Challenge >>
Reproduce every entry in the listing without alteration.

Stored records
_____

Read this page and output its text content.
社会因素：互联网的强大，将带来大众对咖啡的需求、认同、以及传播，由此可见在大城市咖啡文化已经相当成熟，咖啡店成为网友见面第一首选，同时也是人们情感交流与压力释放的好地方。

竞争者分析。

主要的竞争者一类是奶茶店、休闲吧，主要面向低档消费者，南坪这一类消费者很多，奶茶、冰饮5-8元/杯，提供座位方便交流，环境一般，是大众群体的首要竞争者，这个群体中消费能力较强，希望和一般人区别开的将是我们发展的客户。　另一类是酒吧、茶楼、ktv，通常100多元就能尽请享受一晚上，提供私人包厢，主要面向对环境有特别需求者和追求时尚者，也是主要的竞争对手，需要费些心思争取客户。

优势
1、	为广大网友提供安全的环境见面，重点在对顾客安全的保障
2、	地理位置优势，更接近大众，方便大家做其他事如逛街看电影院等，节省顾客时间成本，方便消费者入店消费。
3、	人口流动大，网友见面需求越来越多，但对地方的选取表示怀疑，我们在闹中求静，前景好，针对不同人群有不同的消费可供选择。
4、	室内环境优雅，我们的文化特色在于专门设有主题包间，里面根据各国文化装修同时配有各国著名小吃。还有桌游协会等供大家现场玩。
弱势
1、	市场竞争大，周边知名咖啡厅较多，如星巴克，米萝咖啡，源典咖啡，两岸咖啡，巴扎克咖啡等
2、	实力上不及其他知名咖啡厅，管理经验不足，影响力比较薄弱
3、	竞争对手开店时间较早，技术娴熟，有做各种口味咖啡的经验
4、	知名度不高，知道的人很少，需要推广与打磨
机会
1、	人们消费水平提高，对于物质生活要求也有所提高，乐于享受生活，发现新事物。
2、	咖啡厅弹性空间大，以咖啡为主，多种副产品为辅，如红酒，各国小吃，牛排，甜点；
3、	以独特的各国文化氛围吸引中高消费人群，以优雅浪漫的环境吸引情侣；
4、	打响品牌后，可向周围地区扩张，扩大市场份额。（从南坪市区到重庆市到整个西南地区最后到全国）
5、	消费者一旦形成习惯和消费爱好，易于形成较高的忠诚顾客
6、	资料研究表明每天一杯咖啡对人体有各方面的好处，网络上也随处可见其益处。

_____

Solution below >>
Read this page and output its text content.
社会因素：互联网的强大，将带来大众对咖啡的需求、认同、以及传播，由此可见在大城市咖啡文化已经相当成熟，咖啡店成为网友见面第一首选，同时也是人们情感交流与压力释放的好地方。

竞争者分析。

主要的竞争者一类是奶茶店、休闲吧，主要面向低档消费者，南坪这一类消费者很多，奶茶、冰饮5-8元/杯，提供座位方便交流，环境一般，是大众群体的首要竞争者，这个群体中消费能力较强，希望和一般人区别开的将是我们发展的客户。　另一类是酒吧、茶楼、ktv，通常100多元就能尽请享受一晚上，提供私人包厢，主要面向对环境有特别需求者和追求时尚者，也是主要的竞争对手，需要费些心思争取客户。

优势
1、	为广大网友提供安全的环境见面，重点在对顾客安全的保障
2、	地理位置优势，更接近大众，方便大家做其他事如逛街看电影院等，节省顾客时间成本，方便消费者入店消费。
3、	人口流动大，网友见面需求越来越多，但对地方的选取表示怀疑，我们在闹中求静，前景好，针对不同人群有不同的消费可供选择。
4、	室内环境优雅，我们的文化特色在于专门设有主题包间，里面根据各国文化装修同时配有各国著名小吃。还有桌游协会等供大家现场玩。
弱势
1、	市场竞争大，周边知名咖啡厅较多，如星巴克，米萝咖啡，源典咖啡，两岸咖啡，巴扎克咖啡等
2、	实力上不及其他知名咖啡厅，管理经验不足，影响力比较薄弱
3、	竞争对手开店时间较早，技术娴熟，有做各种口味咖啡的经验
4、	知名度不高，知道的人很少，需要推广与打磨
机会
1、	人们消费水平提高，对于物质生活要求也有所提高，乐于享受生活，发现新事物。
2、	咖啡厅弹性空间大，以咖啡为主，多种副产品为辅，如红酒，各国小吃，牛排，甜点；
3、	以独特的各国文化氛围吸引中高消费人群，以优雅浪漫的环境吸引情侣；
4、	打响品牌后，可向周围地区扩张，扩大市场份额。（从南坪市区到重庆市到整个西南地区最后到全国）
5、	消费者一旦形成习惯和消费爱好，易于形成较高的忠诚顾客
6、	资料研究表明每天一杯咖啡对人体有各方面的好处，网络上也随处可见其益处。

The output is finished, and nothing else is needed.